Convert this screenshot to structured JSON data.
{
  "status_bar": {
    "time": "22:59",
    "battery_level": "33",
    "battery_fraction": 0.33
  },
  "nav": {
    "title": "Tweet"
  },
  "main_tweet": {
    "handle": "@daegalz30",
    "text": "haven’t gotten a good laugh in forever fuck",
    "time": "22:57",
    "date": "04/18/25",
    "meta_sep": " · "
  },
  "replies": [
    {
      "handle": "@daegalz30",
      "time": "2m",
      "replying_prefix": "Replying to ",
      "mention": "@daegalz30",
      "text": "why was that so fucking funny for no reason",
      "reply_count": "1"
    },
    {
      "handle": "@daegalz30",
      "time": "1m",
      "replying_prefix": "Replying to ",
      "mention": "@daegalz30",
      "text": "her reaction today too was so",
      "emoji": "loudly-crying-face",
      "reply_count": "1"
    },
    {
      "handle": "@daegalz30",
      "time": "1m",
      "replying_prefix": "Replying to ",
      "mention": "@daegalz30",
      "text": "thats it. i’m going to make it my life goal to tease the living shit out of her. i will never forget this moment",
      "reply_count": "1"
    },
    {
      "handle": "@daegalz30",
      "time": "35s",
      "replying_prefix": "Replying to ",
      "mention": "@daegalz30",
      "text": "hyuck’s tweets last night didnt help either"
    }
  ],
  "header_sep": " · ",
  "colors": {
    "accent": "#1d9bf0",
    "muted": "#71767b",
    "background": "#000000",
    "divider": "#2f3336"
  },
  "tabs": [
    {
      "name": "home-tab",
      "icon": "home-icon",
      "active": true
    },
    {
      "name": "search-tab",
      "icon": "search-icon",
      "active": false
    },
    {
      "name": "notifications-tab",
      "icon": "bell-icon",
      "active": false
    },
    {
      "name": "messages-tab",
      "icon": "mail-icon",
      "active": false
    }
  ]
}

#### WHAT IS EXPECTED
Filter the data, keeping only the lines that contain "name".

#### OUTPUT OF THE EXERCISE
      "name": "home-tab",
      "name": "search-tab",
      "name": "notifications-tab",
      "name": "messages-tab",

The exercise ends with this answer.